→ **Your task**: Scan the data. Collect each line that contains the word "ffffff".

→ **Supplied records**:

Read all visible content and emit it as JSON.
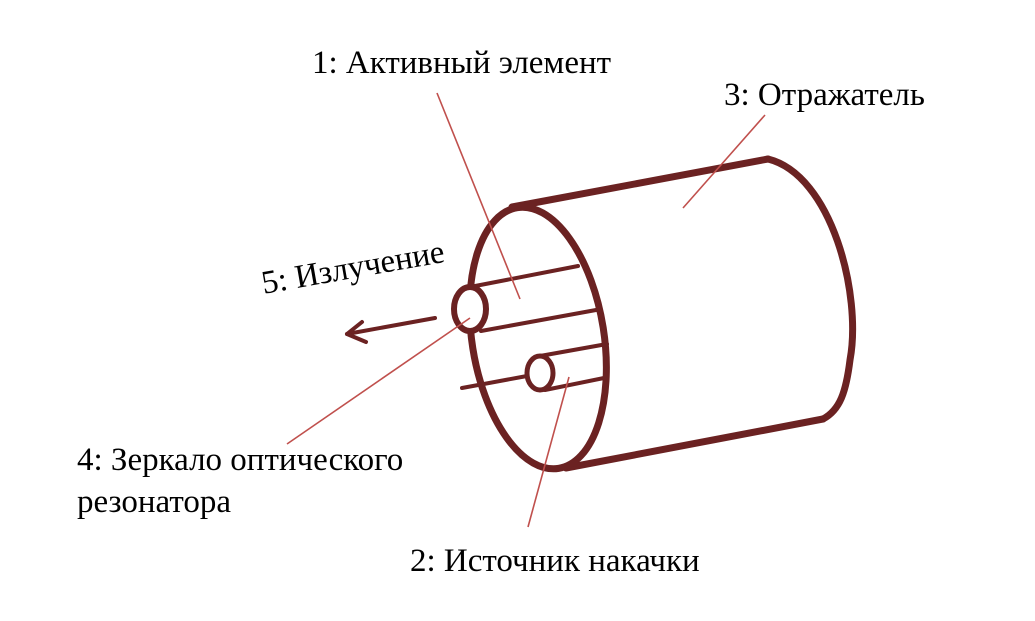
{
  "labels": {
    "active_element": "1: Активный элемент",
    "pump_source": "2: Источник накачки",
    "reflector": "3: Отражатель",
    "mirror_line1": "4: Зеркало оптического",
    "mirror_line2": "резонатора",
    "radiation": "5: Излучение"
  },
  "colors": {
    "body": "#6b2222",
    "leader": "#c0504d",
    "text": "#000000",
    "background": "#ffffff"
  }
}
* * *
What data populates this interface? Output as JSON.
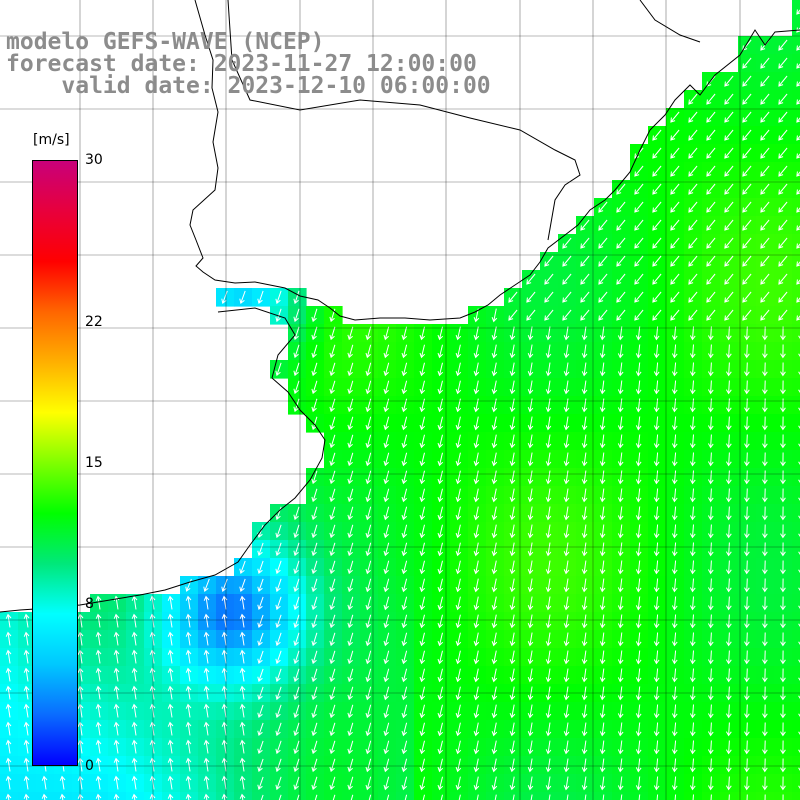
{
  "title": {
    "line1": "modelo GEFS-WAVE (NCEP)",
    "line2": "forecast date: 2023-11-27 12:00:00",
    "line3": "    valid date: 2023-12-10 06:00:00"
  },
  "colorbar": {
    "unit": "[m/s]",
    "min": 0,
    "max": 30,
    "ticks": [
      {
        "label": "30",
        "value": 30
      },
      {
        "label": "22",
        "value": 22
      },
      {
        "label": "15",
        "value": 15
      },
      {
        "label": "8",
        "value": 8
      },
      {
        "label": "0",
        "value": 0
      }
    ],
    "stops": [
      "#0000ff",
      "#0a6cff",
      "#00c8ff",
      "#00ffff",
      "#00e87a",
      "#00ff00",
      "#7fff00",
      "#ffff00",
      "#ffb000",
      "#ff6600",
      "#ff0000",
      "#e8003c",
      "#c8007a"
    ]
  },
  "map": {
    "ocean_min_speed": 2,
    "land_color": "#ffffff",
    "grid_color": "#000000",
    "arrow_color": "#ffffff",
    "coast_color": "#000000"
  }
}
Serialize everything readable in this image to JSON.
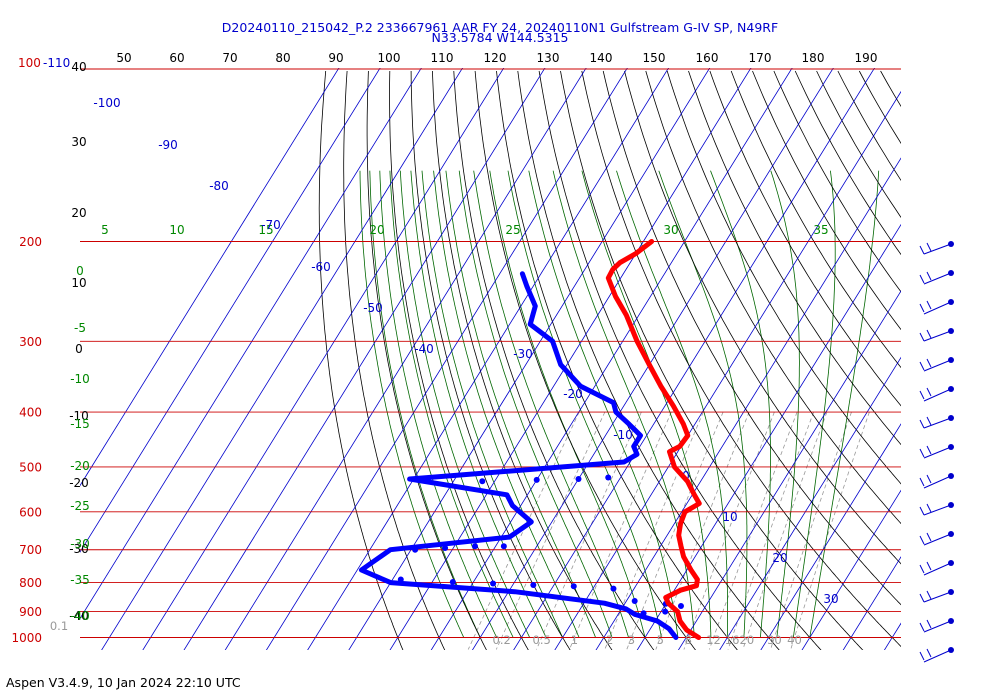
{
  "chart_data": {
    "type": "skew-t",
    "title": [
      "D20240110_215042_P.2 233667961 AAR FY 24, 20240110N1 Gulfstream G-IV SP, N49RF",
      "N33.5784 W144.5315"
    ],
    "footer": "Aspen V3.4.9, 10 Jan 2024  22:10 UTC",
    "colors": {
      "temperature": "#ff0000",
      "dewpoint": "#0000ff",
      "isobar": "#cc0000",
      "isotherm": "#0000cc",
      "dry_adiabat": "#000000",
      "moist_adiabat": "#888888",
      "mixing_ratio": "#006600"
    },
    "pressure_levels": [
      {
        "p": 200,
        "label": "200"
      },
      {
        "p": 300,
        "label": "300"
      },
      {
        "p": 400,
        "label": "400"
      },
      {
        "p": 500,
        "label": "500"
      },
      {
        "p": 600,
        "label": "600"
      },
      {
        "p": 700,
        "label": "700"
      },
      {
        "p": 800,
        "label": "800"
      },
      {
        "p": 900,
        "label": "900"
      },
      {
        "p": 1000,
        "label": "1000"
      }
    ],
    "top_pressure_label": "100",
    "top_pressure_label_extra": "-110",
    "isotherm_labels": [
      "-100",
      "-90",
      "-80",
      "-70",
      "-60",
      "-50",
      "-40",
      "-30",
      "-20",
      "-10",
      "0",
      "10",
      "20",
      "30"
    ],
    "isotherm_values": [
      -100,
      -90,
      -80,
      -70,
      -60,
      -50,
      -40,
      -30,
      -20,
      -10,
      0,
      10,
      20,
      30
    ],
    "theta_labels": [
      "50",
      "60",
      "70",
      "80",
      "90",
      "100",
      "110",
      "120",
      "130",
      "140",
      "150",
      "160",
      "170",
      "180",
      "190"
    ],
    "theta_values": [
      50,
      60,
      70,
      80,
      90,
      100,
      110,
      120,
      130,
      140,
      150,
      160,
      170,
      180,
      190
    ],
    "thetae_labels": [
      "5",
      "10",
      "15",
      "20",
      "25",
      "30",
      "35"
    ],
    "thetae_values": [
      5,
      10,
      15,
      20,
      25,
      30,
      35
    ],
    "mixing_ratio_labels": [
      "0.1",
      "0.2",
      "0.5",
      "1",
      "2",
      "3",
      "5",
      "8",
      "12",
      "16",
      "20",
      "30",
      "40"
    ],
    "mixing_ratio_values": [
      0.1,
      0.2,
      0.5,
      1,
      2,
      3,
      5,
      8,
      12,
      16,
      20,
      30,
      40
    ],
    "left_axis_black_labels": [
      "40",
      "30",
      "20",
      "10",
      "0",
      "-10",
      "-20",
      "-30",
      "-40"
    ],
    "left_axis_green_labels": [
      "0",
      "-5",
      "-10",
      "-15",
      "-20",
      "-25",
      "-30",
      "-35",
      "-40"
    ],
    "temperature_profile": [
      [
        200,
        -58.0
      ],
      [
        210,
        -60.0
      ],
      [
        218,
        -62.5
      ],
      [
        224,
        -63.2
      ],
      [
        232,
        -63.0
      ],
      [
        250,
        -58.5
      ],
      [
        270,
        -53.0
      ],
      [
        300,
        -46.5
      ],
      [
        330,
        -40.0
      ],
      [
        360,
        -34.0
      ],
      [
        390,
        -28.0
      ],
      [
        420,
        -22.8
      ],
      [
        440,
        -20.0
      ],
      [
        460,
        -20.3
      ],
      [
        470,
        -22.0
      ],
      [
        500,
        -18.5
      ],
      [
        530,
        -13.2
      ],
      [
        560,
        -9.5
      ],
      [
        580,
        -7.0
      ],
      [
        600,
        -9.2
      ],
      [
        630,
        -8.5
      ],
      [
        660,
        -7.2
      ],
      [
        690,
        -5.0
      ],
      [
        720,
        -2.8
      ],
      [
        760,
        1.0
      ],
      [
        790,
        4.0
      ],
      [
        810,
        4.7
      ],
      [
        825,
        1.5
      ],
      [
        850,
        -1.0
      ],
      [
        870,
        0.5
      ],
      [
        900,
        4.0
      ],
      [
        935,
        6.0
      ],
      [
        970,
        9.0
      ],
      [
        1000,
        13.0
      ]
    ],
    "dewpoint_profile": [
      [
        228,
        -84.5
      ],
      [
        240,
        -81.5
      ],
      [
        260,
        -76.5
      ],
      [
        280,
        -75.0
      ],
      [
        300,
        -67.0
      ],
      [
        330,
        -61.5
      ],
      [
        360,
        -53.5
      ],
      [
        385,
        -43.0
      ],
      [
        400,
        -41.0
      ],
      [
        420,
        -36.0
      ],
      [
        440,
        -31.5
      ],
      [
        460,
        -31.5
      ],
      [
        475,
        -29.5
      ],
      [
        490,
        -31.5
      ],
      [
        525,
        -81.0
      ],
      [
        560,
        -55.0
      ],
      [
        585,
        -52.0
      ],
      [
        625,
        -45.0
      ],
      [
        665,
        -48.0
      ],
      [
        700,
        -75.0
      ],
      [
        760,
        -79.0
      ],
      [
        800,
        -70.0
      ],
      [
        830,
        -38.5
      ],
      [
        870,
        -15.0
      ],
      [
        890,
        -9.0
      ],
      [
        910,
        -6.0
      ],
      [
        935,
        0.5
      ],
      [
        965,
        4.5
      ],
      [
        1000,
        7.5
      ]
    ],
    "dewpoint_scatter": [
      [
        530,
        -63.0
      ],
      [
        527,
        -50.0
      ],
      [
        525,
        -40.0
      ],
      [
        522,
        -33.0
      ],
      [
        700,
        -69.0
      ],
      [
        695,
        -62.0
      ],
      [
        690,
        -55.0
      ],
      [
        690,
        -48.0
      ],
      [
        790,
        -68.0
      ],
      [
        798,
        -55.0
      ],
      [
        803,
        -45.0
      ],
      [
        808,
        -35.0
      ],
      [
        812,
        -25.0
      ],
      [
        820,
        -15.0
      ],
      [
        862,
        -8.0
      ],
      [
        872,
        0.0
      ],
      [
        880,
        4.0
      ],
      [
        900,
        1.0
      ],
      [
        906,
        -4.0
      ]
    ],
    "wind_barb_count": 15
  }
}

→ **Exercise solution**:
    "background": "#ffffff"
    "land_color": "#ffffff",
    "arrow_color": "#ffffff",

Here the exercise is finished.